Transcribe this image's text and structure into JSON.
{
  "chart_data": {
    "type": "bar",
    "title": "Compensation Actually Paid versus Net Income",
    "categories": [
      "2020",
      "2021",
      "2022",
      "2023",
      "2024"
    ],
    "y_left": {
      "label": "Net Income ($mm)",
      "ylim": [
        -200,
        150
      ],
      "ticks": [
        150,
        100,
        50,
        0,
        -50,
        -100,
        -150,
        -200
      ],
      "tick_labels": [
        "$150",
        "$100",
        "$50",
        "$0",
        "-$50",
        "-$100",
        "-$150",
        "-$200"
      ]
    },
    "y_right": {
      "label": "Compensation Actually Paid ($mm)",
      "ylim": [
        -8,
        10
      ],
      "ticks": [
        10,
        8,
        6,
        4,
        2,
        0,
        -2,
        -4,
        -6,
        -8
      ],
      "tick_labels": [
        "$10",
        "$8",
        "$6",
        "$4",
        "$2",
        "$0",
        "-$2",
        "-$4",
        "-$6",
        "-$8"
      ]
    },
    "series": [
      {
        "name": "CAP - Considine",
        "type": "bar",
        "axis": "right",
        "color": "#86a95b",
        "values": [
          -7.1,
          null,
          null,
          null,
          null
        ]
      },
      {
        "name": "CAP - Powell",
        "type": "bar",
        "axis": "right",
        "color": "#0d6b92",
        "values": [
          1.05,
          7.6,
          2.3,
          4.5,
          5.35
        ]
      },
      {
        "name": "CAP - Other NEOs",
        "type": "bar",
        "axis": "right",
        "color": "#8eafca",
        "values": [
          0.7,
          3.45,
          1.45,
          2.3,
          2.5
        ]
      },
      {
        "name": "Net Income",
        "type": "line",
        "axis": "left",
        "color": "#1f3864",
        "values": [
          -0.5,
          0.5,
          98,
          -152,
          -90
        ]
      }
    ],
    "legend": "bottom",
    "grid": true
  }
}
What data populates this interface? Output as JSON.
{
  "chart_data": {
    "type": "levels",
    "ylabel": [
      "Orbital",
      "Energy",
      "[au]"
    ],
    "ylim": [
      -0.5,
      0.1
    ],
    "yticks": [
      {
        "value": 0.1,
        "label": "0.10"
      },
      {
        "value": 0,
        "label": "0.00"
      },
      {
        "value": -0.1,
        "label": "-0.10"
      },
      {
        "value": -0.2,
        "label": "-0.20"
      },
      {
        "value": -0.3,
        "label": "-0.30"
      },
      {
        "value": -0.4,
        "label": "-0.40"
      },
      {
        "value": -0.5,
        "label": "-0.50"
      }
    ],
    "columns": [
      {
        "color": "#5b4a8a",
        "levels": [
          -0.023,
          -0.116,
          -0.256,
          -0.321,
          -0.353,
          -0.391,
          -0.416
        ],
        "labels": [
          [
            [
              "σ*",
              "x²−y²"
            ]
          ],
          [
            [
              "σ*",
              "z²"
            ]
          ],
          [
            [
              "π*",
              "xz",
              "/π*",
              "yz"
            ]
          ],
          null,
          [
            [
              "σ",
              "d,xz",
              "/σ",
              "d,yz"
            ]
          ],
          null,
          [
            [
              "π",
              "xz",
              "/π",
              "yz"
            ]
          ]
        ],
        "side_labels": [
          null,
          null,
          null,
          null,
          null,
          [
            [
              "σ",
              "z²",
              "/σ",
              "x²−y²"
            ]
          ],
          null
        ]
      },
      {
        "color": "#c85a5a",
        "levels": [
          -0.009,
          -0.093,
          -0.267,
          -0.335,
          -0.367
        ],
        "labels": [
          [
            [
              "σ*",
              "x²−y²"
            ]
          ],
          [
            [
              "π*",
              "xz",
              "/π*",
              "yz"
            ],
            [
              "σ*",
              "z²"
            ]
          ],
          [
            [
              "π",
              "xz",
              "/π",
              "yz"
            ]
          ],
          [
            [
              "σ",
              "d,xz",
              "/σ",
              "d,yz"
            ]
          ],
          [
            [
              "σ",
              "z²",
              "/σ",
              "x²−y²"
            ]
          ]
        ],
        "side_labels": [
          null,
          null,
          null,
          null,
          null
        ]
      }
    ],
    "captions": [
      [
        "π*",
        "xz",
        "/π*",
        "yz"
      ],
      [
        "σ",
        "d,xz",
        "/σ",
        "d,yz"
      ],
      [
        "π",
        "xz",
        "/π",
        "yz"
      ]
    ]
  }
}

_____

§ **Task goal**
From the listing above, reproduce all the lines exactly.

§ **The reply**
Transcribe this image's text and structure into JSON.
{
  "chart_data": {
    "type": "bar",
    "title": "Compensation Actually Paid versus Net Income",
    "categories": [
      "2020",
      "2021",
      "2022",
      "2023",
      "2024"
    ],
    "y_left": {
      "label": "Net Income ($mm)",
      "ylim": [
        -200,
        150
      ],
      "ticks": [
        150,
        100,
        50,
        0,
        -50,
        -100,
        -150,
        -200
      ],
      "tick_labels": [
        "$150",
        "$100",
        "$50",
        "$0",
        "-$50",
        "-$100",
        "-$150",
        "-$200"
      ]
    },
    "y_right": {
      "label": "Compensation Actually Paid ($mm)",
      "ylim": [
        -8,
        10
      ],
      "ticks": [
        10,
        8,
        6,
        4,
        2,
        0,
        -2,
        -4,
        -6,
        -8
      ],
      "tick_labels": [
        "$10",
        "$8",
        "$6",
        "$4",
        "$2",
        "$0",
        "-$2",
        "-$4",
        "-$6",
        "-$8"
      ]
    },
    "series": [
      {
        "name": "CAP - Considine",
        "type": "bar",
        "axis": "right",
        "color": "#86a95b",
        "values": [
          -7.1,
          null,
          null,
          null,
          null
        ]
      },
      {
        "name": "CAP - Powell",
        "type": "bar",
        "axis": "right",
        "color": "#0d6b92",
        "values": [
          1.05,
          7.6,
          2.3,
          4.5,
          5.35
        ]
      },
      {
        "name": "CAP - Other NEOs",
        "type": "bar",
        "axis": "right",
        "color": "#8eafca",
        "values": [
          0.7,
          3.45,
          1.45,
          2.3,
          2.5
        ]
      },
      {
        "name": "Net Income",
        "type": "line",
        "axis": "left",
        "color": "#1f3864",
        "values": [
          -0.5,
          0.5,
          98,
          -152,
          -90
        ]
      }
    ],
    "legend": "bottom",
    "grid": true
  }
}
What data populates this interface? Output as JSON.
{
  "chart_data": {
    "type": "levels",
    "ylabel": [
      "Orbital",
      "Energy",
      "[au]"
    ],
    "ylim": [
      -0.5,
      0.1
    ],
    "yticks": [
      {
        "value": 0.1,
        "label": "0.10"
      },
      {
        "value": 0,
        "label": "0.00"
      },
      {
        "value": -0.1,
        "label": "-0.10"
      },
      {
        "value": -0.2,
        "label": "-0.20"
      },
      {
        "value": -0.3,
        "label": "-0.30"
      },
      {
        "value": -0.4,
        "label": "-0.40"
      },
      {
        "value": -0.5,
        "label": "-0.50"
      }
    ],
    "columns": [
      {
        "color": "#5b4a8a",
        "levels": [
          -0.023,
          -0.116,
          -0.256,
          -0.321,
          -0.353,
          -0.391,
          -0.416
        ],
        "labels": [
          [
            [
              "σ*",
              "x²−y²"
            ]
          ],
          [
            [
              "σ*",
              "z²"
            ]
          ],
          [
            [
              "π*",
              "xz",
              "/π*",
              "yz"
            ]
          ],
          null,
          [
            [
              "σ",
              "d,xz",
              "/σ",
              "d,yz"
            ]
          ],
          null,
          [
            [
              "π",
              "xz",
              "/π",
              "yz"
            ]
          ]
        ],
        "side_labels": [
          null,
          null,
          null,
          null,
          null,
          [
            [
              "σ",
              "z²",
              "/σ",
              "x²−y²"
            ]
          ],
          null
        ]
      },
      {
        "color": "#c85a5a",
        "levels": [
          -0.009,
          -0.093,
          -0.267,
          -0.335,
          -0.367
        ],
        "labels": [
          [
            [
              "σ*",
              "x²−y²"
            ]
          ],
          [
            [
              "π*",
              "xz",
              "/π*",
              "yz"
            ],
            [
              "σ*",
              "z²"
            ]
          ],
          [
            [
              "π",
              "xz",
              "/π",
              "yz"
            ]
          ],
          [
            [
              "σ",
              "d,xz",
              "/σ",
              "d,yz"
            ]
          ],
          [
            [
              "σ",
              "z²",
              "/σ",
              "x²−y²"
            ]
          ]
        ],
        "side_labels": [
          null,
          null,
          null,
          null,
          null
        ]
      }
    ],
    "captions": [
      [
        "π*",
        "xz",
        "/π*",
        "yz"
      ],
      [
        "σ",
        "d,xz",
        "/σ",
        "d,yz"
      ],
      [
        "π",
        "xz",
        "/π",
        "yz"
      ]
    ]
  }
}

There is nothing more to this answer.